Items from a figure collection
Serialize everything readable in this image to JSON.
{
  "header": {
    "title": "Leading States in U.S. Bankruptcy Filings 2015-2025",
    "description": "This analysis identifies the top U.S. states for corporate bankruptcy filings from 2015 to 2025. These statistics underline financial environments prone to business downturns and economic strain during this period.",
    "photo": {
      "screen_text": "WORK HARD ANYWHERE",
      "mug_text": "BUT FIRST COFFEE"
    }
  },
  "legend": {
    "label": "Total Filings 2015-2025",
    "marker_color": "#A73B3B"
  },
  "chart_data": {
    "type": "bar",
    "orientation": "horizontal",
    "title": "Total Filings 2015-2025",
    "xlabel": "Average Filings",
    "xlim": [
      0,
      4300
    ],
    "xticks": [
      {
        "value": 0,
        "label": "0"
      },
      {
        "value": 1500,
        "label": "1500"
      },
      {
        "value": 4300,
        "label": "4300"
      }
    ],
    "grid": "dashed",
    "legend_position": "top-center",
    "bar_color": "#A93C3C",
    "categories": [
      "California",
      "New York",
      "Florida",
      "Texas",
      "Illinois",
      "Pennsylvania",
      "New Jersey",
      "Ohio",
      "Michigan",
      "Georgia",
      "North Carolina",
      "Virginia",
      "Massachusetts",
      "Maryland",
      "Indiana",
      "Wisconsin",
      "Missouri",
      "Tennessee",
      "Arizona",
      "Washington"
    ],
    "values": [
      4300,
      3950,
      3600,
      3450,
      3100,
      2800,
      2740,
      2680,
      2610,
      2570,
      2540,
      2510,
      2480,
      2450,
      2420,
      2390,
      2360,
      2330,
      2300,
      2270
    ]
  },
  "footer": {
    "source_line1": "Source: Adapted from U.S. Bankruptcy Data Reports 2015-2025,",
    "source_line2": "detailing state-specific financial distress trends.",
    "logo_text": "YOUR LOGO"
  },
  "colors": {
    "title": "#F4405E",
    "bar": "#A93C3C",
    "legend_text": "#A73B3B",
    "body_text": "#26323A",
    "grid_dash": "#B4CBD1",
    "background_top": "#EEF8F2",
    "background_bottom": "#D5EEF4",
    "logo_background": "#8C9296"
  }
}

### Problem requirements
Return the whole listing exactly.

### Right answer
Serialize everything readable in this image to JSON.
{
  "header": {
    "title": "Leading States in U.S. Bankruptcy Filings 2015-2025",
    "description": "This analysis identifies the top U.S. states for corporate bankruptcy filings from 2015 to 2025. These statistics underline financial environments prone to business downturns and economic strain during this period.",
    "photo": {
      "screen_text": "WORK HARD ANYWHERE",
      "mug_text": "BUT FIRST COFFEE"
    }
  },
  "legend": {
    "label": "Total Filings 2015-2025",
    "marker_color": "#A73B3B"
  },
  "chart_data": {
    "type": "bar",
    "orientation": "horizontal",
    "title": "Total Filings 2015-2025",
    "xlabel": "Average Filings",
    "xlim": [
      0,
      4300
    ],
    "xticks": [
      {
        "value": 0,
        "label": "0"
      },
      {
        "value": 1500,
        "label": "1500"
      },
      {
        "value": 4300,
        "label": "4300"
      }
    ],
    "grid": "dashed",
    "legend_position": "top-center",
    "bar_color": "#A93C3C",
    "categories": [
      "California",
      "New York",
      "Florida",
      "Texas",
      "Illinois",
      "Pennsylvania",
      "New Jersey",
      "Ohio",
      "Michigan",
      "Georgia",
      "North Carolina",
      "Virginia",
      "Massachusetts",
      "Maryland",
      "Indiana",
      "Wisconsin",
      "Missouri",
      "Tennessee",
      "Arizona",
      "Washington"
    ],
    "values": [
      4300,
      3950,
      3600,
      3450,
      3100,
      2800,
      2740,
      2680,
      2610,
      2570,
      2540,
      2510,
      2480,
      2450,
      2420,
      2390,
      2360,
      2330,
      2300,
      2270
    ]
  },
  "footer": {
    "source_line1": "Source: Adapted from U.S. Bankruptcy Data Reports 2015-2025,",
    "source_line2": "detailing state-specific financial distress trends.",
    "logo_text": "YOUR LOGO"
  },
  "colors": {
    "title": "#F4405E",
    "bar": "#A93C3C",
    "legend_text": "#A73B3B",
    "body_text": "#26323A",
    "grid_dash": "#B4CBD1",
    "background_top": "#EEF8F2",
    "background_bottom": "#D5EEF4",
    "logo_background": "#8C9296"
  }
}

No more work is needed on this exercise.